What is asked -
Comb through the entries for "color" and pull out each line that holds it.

Data rows -
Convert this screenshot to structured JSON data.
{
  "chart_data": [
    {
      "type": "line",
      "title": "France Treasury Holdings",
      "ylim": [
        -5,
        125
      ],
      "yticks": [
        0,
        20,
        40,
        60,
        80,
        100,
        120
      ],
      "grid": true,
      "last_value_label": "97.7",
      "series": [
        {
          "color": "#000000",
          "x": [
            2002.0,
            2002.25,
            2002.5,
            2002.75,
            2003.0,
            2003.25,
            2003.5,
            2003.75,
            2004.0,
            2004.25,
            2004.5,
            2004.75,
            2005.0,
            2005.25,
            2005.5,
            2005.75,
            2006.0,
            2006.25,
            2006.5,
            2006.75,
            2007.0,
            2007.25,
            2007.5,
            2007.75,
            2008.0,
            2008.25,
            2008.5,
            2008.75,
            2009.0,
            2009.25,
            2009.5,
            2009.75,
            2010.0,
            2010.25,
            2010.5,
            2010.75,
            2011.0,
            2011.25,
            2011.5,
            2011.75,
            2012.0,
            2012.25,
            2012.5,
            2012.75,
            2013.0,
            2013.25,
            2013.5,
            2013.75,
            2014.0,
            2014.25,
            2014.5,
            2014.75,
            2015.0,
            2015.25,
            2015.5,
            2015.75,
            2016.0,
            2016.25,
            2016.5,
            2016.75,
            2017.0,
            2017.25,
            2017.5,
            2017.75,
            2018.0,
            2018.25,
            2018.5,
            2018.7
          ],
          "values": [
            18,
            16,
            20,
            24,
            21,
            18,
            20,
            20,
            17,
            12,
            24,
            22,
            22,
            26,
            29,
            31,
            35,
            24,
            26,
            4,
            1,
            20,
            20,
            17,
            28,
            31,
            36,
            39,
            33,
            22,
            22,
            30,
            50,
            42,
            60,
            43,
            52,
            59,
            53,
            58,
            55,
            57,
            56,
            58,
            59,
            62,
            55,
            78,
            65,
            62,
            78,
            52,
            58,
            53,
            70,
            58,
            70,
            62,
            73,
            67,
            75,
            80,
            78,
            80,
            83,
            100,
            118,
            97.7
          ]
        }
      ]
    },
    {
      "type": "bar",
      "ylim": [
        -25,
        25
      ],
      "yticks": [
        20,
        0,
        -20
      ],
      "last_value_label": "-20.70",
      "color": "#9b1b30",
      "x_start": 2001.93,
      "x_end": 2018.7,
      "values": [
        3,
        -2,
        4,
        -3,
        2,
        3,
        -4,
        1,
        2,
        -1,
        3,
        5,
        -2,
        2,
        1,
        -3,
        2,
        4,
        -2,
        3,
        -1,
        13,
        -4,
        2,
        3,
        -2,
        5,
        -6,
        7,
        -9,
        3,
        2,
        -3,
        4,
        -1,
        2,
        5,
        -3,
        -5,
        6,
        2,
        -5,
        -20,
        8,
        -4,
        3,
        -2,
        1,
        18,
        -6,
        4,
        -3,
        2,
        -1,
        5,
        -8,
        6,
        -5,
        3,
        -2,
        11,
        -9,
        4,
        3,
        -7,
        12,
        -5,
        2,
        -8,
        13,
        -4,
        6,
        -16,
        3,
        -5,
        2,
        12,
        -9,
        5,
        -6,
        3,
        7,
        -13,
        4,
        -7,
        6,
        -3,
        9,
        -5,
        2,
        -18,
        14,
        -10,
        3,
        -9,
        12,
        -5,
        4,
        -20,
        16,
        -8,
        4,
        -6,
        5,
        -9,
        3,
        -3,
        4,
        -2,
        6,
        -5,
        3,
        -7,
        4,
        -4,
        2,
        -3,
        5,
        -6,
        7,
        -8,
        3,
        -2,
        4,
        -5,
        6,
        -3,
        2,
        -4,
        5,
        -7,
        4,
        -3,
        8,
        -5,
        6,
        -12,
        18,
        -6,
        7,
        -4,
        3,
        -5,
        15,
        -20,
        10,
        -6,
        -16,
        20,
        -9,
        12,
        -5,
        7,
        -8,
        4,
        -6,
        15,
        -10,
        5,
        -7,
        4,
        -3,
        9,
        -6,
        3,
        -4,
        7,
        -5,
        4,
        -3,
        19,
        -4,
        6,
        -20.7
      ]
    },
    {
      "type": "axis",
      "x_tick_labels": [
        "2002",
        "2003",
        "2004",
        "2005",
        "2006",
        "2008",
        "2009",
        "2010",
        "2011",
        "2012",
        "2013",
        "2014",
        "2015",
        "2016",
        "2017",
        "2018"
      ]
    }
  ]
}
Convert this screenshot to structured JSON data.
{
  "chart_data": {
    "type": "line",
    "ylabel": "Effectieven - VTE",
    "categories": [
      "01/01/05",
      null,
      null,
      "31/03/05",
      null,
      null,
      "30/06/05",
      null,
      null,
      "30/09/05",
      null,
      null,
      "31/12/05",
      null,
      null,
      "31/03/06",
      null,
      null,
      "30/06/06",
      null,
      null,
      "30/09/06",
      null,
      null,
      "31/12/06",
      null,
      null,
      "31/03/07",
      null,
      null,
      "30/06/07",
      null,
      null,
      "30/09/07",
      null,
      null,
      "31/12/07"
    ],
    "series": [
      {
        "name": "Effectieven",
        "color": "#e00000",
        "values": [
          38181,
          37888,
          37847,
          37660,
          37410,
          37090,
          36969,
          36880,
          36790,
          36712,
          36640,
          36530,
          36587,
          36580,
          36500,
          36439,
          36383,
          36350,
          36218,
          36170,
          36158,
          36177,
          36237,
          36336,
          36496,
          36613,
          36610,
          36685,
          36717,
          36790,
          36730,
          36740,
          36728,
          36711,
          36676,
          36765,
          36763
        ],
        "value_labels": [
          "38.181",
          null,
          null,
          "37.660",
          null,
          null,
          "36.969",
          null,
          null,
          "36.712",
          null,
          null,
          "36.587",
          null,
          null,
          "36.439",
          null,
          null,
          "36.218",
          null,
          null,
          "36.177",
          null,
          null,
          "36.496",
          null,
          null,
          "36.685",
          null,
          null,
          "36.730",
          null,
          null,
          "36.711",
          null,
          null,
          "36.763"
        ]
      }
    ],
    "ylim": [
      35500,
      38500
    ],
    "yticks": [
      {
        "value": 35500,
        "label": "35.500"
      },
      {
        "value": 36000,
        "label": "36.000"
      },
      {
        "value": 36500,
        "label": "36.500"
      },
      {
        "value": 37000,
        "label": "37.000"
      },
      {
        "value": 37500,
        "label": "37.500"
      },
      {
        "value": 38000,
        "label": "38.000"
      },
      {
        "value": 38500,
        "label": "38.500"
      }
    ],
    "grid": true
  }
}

Problem solution -
          "color": "#000000",
      "color": "#9b1b30",
        "color": "#e00000",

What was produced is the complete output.